## [Exercise instructions]
Scan the entries below. List each line with "Effects".

## [Task material]
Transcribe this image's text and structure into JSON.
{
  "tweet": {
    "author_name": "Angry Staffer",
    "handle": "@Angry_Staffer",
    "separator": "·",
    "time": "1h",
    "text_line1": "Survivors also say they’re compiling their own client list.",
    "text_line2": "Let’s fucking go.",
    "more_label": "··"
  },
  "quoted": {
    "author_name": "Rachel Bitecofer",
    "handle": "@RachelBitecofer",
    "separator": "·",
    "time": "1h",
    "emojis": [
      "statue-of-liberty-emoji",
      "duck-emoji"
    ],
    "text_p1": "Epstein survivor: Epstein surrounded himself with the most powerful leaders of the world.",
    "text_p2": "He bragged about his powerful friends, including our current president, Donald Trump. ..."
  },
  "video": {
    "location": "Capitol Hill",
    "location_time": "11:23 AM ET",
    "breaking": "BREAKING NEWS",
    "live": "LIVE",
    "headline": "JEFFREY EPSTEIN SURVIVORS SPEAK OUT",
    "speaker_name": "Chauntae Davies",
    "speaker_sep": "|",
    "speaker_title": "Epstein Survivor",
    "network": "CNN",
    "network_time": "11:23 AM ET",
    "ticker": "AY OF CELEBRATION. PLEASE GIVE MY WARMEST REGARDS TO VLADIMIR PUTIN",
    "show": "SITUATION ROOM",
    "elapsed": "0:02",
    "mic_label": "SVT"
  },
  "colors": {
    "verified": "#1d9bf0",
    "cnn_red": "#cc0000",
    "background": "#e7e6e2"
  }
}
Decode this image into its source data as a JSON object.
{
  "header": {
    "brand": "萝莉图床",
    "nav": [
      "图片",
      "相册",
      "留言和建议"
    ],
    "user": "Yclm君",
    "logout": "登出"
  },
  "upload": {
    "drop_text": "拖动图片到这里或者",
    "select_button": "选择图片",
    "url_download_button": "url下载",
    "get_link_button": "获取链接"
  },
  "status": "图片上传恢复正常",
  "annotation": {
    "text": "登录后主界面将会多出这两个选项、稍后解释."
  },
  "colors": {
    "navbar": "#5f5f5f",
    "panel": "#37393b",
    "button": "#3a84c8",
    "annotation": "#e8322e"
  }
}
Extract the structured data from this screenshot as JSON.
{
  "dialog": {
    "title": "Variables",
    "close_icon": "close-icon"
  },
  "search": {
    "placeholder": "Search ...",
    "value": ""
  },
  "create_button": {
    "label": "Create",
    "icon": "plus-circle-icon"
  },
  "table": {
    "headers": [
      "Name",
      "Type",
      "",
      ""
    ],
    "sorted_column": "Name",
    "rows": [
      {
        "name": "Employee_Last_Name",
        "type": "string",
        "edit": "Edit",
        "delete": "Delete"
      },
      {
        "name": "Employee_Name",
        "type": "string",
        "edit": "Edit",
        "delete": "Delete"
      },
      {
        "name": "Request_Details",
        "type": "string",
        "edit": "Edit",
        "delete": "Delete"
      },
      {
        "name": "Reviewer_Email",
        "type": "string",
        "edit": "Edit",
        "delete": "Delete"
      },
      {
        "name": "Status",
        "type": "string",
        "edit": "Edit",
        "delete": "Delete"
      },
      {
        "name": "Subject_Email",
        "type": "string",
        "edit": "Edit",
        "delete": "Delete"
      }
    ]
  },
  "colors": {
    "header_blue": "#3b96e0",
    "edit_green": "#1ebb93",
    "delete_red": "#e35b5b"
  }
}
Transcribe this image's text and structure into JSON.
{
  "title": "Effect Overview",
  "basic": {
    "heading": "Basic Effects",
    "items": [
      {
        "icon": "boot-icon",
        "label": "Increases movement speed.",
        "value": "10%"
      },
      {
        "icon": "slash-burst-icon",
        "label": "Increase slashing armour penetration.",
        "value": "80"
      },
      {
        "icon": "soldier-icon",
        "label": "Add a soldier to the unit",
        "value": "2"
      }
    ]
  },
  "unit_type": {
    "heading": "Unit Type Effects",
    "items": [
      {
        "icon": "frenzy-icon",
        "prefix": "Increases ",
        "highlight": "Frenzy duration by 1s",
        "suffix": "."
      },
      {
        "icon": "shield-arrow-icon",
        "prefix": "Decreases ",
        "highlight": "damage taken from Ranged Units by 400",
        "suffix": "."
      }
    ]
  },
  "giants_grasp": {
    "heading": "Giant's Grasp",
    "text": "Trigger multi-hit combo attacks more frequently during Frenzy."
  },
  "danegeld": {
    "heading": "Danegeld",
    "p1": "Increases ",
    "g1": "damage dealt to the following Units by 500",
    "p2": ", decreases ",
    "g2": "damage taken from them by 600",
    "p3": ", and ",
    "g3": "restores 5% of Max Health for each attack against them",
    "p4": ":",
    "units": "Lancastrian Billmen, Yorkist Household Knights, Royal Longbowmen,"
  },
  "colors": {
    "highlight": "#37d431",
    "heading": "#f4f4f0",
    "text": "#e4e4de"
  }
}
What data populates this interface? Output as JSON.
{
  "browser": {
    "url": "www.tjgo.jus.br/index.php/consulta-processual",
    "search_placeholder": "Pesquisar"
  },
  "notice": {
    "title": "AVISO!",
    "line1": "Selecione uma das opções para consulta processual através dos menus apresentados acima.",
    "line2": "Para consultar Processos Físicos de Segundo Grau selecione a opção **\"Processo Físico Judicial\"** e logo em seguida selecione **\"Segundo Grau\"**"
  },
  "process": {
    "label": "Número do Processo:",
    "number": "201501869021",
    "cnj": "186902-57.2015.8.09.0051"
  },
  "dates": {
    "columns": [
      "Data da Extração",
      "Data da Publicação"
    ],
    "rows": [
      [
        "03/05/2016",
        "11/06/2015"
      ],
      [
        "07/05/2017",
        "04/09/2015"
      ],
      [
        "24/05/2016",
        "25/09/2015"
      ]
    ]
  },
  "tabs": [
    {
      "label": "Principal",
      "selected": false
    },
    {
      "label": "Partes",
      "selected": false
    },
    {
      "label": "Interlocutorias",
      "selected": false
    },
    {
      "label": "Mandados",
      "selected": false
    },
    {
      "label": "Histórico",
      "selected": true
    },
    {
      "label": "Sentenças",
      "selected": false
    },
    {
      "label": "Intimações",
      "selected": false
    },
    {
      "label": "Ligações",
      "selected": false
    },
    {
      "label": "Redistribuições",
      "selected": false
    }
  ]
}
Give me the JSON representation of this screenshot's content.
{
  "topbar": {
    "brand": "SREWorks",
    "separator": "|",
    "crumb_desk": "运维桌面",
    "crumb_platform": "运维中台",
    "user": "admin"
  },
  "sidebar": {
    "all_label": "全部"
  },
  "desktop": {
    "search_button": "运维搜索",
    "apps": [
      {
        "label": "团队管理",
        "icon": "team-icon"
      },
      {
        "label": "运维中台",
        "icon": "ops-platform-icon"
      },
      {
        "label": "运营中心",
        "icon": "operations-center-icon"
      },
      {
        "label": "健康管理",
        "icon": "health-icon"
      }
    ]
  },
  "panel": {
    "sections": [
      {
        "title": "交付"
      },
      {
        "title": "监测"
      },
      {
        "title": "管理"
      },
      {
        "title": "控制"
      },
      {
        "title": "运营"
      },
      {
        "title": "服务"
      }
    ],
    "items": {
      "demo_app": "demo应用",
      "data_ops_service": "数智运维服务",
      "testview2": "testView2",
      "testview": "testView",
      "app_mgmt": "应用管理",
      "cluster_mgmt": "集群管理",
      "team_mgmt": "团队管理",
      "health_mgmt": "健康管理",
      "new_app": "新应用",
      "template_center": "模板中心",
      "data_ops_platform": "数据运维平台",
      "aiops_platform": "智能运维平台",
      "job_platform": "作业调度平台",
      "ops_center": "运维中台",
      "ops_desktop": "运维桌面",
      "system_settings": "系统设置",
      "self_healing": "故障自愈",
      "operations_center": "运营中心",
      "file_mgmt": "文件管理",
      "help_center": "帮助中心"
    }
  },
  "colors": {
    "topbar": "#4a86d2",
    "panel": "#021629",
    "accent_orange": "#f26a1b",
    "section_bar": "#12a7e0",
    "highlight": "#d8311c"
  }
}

## [Solution for this exercise]
    "heading": "Basic Effects",
    "heading": "Unit Type Effects",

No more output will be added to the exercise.